Items from a figure collection:
◆ ◆ ◆ ◆ ◆ ◆ ◆

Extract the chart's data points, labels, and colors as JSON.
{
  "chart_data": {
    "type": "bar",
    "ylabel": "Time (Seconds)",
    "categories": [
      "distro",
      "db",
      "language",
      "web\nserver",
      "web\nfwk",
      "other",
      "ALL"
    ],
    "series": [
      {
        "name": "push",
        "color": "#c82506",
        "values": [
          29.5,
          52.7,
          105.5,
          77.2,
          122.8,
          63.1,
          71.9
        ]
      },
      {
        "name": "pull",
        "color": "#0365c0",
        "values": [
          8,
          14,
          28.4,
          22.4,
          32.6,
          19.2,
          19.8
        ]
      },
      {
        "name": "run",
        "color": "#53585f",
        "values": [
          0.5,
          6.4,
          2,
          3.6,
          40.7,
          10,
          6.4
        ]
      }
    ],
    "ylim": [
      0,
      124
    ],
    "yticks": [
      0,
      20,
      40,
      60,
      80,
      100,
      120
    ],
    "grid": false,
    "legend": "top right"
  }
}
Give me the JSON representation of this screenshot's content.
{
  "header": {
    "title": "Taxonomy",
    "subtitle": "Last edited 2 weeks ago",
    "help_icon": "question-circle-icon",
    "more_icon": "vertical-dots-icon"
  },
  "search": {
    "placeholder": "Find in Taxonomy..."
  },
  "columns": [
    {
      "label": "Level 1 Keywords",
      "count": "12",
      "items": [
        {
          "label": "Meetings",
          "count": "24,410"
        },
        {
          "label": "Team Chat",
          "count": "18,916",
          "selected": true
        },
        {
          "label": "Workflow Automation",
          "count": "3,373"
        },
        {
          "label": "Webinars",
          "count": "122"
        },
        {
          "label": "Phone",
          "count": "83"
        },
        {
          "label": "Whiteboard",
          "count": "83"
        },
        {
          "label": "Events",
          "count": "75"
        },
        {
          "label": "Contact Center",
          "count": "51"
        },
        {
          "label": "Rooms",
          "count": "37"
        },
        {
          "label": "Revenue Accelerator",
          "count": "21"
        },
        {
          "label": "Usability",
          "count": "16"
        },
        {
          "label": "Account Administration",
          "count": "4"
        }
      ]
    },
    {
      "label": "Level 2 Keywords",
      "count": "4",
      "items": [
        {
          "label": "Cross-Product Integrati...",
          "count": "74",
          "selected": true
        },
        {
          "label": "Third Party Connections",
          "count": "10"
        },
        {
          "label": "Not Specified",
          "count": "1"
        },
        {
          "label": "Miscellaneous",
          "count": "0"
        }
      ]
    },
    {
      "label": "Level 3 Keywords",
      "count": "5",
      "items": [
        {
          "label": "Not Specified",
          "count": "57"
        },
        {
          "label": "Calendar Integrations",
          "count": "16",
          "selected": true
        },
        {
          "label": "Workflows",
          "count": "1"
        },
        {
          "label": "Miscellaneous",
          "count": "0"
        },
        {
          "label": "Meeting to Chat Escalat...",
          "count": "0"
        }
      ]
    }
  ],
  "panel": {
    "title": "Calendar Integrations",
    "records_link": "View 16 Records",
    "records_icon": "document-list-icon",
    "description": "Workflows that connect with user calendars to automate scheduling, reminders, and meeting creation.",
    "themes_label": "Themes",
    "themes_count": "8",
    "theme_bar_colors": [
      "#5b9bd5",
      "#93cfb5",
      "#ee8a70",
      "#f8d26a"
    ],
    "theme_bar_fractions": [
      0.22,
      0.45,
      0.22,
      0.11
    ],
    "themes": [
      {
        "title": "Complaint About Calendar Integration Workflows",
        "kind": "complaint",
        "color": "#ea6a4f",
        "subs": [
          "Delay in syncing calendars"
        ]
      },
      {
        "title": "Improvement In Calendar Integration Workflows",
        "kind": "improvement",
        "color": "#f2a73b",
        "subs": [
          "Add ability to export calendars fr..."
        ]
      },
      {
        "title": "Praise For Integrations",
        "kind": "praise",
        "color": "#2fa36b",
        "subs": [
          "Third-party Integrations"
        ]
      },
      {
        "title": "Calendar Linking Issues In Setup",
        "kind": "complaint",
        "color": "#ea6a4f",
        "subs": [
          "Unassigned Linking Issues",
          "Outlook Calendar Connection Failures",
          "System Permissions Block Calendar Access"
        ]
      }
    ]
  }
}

◆ ◆ ◆ ◆ ◆ ◆ ◆

### [INSTRUCTIONS TO FOLLOW]
Count the lines in the entries that hold the word "JSON", and give nothing but the total.

### [RIGHT ANSWER]
2